____ Exercise materials
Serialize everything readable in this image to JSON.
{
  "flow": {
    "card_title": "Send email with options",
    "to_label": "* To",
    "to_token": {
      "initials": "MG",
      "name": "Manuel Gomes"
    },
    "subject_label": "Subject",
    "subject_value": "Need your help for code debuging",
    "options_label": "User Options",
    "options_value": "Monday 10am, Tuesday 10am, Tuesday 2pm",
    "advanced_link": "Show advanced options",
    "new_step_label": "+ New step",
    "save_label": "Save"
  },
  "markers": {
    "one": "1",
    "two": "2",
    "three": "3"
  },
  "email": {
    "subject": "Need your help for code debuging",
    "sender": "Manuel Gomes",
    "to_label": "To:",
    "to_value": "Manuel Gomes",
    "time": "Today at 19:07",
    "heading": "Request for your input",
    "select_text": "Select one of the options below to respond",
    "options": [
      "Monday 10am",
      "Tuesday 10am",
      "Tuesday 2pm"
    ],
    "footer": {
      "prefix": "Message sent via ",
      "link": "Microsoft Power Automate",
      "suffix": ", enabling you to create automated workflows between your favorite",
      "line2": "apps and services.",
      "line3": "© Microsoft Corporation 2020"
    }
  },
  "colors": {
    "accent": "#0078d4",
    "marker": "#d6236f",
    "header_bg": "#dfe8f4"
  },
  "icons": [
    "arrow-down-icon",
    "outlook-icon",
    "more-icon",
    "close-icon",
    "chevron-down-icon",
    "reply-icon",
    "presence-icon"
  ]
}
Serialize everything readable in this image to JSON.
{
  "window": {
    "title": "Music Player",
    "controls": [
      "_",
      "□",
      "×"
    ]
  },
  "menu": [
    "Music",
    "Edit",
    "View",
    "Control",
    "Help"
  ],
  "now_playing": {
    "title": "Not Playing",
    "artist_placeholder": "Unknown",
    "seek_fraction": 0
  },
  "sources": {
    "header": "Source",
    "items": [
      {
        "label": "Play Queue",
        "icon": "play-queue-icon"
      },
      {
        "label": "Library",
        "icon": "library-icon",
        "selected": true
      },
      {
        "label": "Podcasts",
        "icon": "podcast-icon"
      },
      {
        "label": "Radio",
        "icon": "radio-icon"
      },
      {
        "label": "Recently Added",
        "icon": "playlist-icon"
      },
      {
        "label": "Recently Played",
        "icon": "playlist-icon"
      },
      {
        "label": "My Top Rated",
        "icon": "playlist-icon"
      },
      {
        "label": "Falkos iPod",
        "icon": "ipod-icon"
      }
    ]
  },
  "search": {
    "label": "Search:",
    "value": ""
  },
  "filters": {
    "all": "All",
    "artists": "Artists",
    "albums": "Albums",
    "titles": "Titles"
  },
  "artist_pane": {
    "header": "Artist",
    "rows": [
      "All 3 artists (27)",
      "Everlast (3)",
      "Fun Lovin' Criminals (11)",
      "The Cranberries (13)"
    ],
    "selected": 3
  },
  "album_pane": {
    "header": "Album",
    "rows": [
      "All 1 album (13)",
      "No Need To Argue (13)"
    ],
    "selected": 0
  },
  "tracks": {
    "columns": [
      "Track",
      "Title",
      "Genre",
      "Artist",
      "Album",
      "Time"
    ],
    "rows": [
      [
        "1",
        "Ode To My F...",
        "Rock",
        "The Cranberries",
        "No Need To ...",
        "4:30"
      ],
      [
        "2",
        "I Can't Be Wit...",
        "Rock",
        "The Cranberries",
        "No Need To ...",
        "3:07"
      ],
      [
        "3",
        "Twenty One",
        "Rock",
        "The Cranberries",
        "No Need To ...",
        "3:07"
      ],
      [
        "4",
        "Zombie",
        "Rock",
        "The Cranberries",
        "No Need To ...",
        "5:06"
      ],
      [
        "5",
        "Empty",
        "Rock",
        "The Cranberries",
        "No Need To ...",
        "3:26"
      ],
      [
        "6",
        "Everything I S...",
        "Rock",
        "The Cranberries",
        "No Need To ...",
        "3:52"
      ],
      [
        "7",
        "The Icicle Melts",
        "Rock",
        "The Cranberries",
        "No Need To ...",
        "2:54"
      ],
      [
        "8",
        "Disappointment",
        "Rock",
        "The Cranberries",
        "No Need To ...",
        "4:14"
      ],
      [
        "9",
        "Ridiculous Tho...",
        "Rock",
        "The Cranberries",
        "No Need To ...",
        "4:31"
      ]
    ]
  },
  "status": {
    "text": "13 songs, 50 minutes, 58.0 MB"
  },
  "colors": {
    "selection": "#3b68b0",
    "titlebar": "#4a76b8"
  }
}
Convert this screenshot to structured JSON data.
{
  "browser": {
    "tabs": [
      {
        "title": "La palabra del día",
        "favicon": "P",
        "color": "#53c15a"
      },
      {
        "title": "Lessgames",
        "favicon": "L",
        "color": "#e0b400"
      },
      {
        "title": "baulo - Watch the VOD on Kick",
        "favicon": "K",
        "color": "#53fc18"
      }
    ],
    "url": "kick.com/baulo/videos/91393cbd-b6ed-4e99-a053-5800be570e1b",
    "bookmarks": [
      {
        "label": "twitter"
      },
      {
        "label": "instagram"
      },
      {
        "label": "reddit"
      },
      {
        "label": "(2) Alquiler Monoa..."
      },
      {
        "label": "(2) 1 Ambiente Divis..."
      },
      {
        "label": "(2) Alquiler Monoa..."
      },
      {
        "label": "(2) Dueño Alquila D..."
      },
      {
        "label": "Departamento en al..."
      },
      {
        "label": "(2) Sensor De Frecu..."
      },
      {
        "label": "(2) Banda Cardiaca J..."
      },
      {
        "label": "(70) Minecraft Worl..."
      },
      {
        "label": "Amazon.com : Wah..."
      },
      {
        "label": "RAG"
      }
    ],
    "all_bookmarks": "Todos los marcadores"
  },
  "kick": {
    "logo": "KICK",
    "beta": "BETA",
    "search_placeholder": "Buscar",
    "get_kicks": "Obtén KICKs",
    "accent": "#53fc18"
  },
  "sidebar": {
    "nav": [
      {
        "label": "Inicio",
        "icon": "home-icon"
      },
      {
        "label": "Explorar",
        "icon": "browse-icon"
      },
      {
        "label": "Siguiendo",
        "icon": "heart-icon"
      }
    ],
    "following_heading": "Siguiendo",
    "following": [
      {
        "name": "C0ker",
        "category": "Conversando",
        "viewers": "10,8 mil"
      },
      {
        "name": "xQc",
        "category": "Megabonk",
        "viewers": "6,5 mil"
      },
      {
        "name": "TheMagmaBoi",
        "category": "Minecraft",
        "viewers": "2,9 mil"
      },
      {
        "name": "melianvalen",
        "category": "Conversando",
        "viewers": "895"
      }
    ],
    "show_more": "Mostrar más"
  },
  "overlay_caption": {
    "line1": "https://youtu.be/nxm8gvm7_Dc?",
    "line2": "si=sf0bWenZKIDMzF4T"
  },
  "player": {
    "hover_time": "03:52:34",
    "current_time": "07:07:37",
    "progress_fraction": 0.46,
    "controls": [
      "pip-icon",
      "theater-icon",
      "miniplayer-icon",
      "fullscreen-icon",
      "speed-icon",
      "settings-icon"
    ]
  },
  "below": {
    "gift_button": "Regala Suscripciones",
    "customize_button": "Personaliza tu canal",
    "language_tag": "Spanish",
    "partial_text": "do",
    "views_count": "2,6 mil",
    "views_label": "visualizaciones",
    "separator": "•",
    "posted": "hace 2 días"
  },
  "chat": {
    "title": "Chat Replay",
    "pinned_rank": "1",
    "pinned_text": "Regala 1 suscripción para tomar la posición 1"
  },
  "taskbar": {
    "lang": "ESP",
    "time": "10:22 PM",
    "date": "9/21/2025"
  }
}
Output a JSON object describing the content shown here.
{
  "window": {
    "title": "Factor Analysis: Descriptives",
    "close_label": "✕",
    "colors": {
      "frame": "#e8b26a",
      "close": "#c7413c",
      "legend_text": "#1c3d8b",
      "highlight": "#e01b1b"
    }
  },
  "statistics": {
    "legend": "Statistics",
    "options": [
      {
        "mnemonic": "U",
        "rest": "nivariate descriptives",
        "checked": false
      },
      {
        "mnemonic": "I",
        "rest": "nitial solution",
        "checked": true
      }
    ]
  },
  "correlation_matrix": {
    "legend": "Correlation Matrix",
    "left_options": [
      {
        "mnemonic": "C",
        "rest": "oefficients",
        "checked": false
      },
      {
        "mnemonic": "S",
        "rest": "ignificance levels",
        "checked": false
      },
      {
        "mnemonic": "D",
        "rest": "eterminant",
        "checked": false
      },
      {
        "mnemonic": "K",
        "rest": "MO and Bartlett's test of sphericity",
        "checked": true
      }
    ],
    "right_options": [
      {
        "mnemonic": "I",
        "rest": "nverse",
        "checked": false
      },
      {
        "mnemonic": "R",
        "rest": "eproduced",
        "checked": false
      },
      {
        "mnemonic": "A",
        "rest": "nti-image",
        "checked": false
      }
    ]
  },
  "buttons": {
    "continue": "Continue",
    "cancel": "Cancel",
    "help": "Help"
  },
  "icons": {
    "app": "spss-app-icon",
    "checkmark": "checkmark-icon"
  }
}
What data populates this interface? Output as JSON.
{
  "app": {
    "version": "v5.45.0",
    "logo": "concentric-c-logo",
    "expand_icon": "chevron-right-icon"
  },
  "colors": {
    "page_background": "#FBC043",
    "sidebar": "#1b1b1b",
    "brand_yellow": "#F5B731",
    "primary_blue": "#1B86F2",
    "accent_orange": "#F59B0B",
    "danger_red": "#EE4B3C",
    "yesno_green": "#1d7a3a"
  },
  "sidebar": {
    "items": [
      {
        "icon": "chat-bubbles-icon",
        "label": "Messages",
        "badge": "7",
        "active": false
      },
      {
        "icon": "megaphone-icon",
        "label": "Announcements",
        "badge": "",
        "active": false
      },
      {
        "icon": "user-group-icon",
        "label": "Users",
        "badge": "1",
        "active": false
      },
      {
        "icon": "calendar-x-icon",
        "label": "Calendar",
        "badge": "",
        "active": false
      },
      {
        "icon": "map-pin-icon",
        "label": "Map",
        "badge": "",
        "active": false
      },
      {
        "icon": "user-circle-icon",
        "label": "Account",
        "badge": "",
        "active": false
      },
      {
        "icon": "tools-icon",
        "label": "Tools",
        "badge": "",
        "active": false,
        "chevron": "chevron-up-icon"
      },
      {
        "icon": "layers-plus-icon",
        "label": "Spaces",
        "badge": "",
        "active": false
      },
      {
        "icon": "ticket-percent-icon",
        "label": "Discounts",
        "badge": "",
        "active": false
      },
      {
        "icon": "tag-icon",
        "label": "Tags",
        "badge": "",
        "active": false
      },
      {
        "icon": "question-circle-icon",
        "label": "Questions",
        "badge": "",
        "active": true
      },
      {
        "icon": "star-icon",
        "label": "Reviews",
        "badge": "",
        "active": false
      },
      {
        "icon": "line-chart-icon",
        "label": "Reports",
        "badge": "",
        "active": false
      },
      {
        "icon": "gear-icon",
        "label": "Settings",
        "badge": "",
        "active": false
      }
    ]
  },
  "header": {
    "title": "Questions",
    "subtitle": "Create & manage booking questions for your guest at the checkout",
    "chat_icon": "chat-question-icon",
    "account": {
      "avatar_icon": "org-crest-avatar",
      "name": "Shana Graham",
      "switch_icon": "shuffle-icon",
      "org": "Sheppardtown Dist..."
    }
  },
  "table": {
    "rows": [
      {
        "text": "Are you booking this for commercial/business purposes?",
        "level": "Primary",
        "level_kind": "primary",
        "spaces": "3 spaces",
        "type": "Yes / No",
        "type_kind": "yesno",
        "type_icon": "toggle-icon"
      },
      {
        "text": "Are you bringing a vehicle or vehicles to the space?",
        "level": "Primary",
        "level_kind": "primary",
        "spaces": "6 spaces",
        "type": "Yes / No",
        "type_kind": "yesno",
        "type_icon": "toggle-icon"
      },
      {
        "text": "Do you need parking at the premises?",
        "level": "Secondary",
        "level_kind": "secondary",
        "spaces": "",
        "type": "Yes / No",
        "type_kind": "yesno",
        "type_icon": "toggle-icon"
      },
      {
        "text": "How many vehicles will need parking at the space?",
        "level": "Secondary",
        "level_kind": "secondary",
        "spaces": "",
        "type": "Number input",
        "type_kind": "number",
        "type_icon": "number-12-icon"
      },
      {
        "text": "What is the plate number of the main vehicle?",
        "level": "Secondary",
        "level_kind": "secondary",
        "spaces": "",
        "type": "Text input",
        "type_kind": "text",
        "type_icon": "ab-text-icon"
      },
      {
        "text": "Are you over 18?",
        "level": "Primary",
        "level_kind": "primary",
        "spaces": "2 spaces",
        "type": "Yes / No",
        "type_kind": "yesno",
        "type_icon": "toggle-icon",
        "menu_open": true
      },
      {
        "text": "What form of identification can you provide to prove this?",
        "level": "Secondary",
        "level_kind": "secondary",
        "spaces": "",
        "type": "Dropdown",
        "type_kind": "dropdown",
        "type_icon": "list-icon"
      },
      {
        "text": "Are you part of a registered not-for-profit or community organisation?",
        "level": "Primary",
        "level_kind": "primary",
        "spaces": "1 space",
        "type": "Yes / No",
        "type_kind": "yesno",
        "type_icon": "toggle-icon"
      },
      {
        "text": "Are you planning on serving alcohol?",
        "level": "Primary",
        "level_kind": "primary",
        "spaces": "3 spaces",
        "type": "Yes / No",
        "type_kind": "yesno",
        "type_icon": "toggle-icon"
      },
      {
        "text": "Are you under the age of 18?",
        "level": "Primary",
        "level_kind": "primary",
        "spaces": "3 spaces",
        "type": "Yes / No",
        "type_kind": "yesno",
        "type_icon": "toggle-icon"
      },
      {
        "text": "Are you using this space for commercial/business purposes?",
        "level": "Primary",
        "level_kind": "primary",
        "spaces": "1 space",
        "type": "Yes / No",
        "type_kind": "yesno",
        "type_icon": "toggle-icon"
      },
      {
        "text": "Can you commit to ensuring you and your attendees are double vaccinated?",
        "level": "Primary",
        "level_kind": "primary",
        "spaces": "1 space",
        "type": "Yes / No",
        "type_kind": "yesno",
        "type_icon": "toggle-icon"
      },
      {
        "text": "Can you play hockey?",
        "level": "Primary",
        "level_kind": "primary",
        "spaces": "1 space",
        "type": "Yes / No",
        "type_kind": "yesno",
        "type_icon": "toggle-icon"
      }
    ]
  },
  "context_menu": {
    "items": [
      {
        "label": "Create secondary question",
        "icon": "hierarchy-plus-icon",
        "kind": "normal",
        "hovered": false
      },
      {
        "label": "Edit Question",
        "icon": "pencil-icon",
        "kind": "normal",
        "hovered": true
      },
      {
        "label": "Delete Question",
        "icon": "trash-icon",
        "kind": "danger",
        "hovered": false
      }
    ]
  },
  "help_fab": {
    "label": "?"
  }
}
________
Prompt
Find how many lines in the listing hold "category", and reply with that number only.

Result of this task
4